Problem to work on -
Set down every entry again word for word, please, but skip the pictures.

____________

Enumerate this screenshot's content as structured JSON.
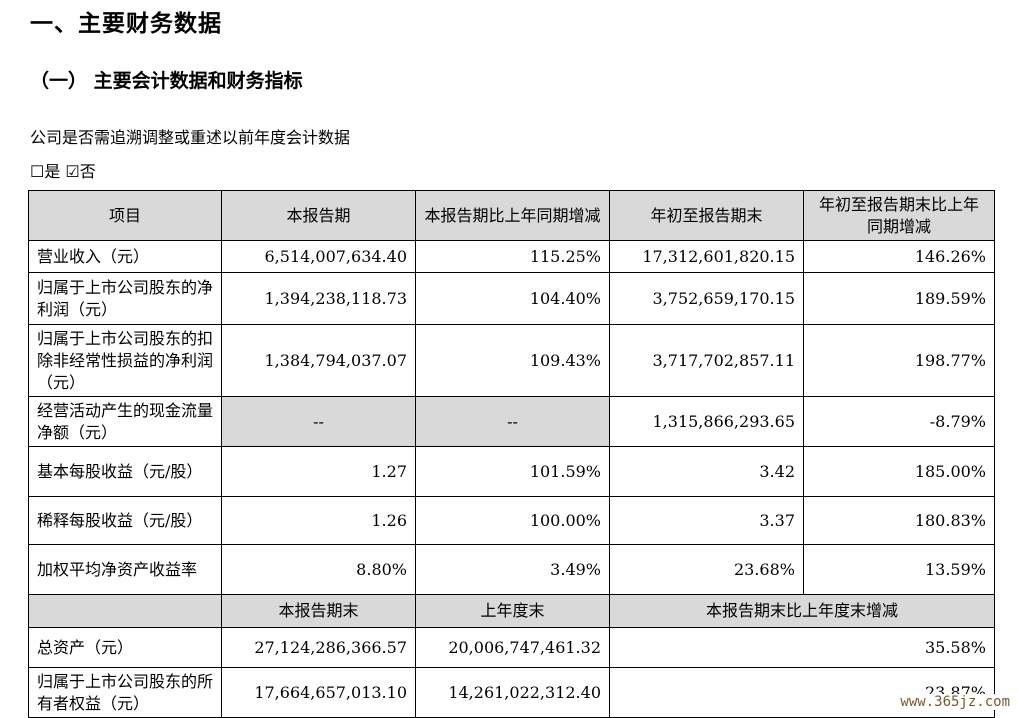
{
  "headings": {
    "h1": "一、主要财务数据",
    "h2": "（一） 主要会计数据和财务指标"
  },
  "note": "公司是否需追溯调整或重述以前年度会计数据",
  "choice": "☐是 ☑否",
  "table1": {
    "headers": [
      "项目",
      "本报告期",
      "本报告期比上年同期增减",
      "年初至报告期末",
      "年初至报告期末比上年同期增减"
    ],
    "rows": [
      {
        "item": "营业收入（元）",
        "current": "6,514,007,634.40",
        "yoy": "115.25%",
        "ytd": "17,312,601,820.15",
        "ytd_yoy": "146.26%"
      },
      {
        "item": "归属于上市公司股东的净利润（元）",
        "current": "1,394,238,118.73",
        "yoy": "104.40%",
        "ytd": "3,752,659,170.15",
        "ytd_yoy": "189.59%"
      },
      {
        "item": "归属于上市公司股东的扣除非经常性损益的净利润（元）",
        "current": "1,384,794,037.07",
        "yoy": "109.43%",
        "ytd": "3,717,702,857.11",
        "ytd_yoy": "198.77%"
      },
      {
        "item": "经营活动产生的现金流量净额（元）",
        "current": "--",
        "yoy": "--",
        "ytd": "1,315,866,293.65",
        "ytd_yoy": "-8.79%"
      },
      {
        "item": "基本每股收益（元/股）",
        "current": "1.27",
        "yoy": "101.59%",
        "ytd": "3.42",
        "ytd_yoy": "185.00%"
      },
      {
        "item": "稀释每股收益（元/股）",
        "current": "1.26",
        "yoy": "100.00%",
        "ytd": "3.37",
        "ytd_yoy": "180.83%"
      },
      {
        "item": "加权平均净资产收益率",
        "current": "8.80%",
        "yoy": "3.49%",
        "ytd": "23.68%",
        "ytd_yoy": "13.59%"
      }
    ]
  },
  "table2": {
    "headers": [
      "本报告期末",
      "上年度末",
      "本报告期末比上年度末增减"
    ],
    "rows": [
      {
        "item": "总资产（元）",
        "period_end": "27,124,286,366.57",
        "prev_year_end": "20,006,747,461.32",
        "change": "35.58%"
      },
      {
        "item": "归属于上市公司股东的所有者权益（元）",
        "period_end": "17,664,657,013.10",
        "prev_year_end": "14,261,022,312.40",
        "change": "23.87%"
      }
    ]
  },
  "watermark": "www.365jz.com"
}
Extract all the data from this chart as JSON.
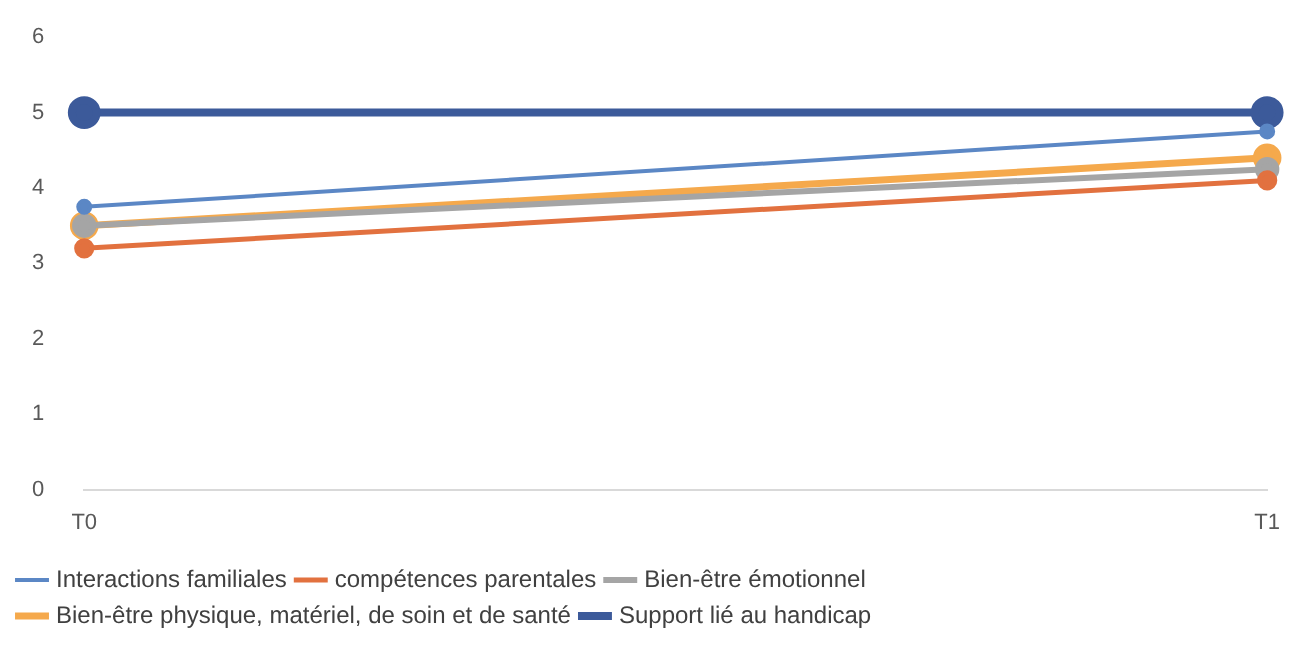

____________

Response to the task -
Enumerate this screenshot's content as structured JSON.
{
  "headings": {
    "h1": "一、主要财务数据",
    "h2": "（一） 主要会计数据和财务指标"
  },
  "note": "公司是否需追溯调整或重述以前年度会计数据",
  "choice": "☐是 ☑否",
  "table1": {
    "headers": [
      "项目",
      "本报告期",
      "本报告期比上年同期增减",
      "年初至报告期末",
      "年初至报告期末比上年同期增减"
    ],
    "rows": [
      {
        "item": "营业收入（元）",
        "current": "6,514,007,634.40",
        "yoy": "115.25%",
        "ytd": "17,312,601,820.15",
        "ytd_yoy": "146.26%"
      },
      {
        "item": "归属于上市公司股东的净利润（元）",
        "current": "1,394,238,118.73",
        "yoy": "104.40%",
        "ytd": "3,752,659,170.15",
        "ytd_yoy": "189.59%"
      },
      {
        "item": "归属于上市公司股东的扣除非经常性损益的净利润（元）",
        "current": "1,384,794,037.07",
        "yoy": "109.43%",
        "ytd": "3,717,702,857.11",
        "ytd_yoy": "198.77%"
      },
      {
        "item": "经营活动产生的现金流量净额（元）",
        "current": "--",
        "yoy": "--",
        "ytd": "1,315,866,293.65",
        "ytd_yoy": "-8.79%"
      },
      {
        "item": "基本每股收益（元/股）",
        "current": "1.27",
        "yoy": "101.59%",
        "ytd": "3.42",
        "ytd_yoy": "185.00%"
      },
      {
        "item": "稀释每股收益（元/股）",
        "current": "1.26",
        "yoy": "100.00%",
        "ytd": "3.37",
        "ytd_yoy": "180.83%"
      },
      {
        "item": "加权平均净资产收益率",
        "current": "8.80%",
        "yoy": "3.49%",
        "ytd": "23.68%",
        "ytd_yoy": "13.59%"
      }
    ]
  },
  "table2": {
    "headers": [
      "本报告期末",
      "上年度末",
      "本报告期末比上年度末增减"
    ],
    "rows": [
      {
        "item": "总资产（元）",
        "period_end": "27,124,286,366.57",
        "prev_year_end": "20,006,747,461.32",
        "change": "35.58%"
      },
      {
        "item": "归属于上市公司股东的所有者权益（元）",
        "period_end": "17,664,657,013.10",
        "prev_year_end": "14,261,022,312.40",
        "change": "23.87%"
      }
    ]
  },
  "watermark": "www.365jz.com"
}
Extract all the data from this chart as JSON.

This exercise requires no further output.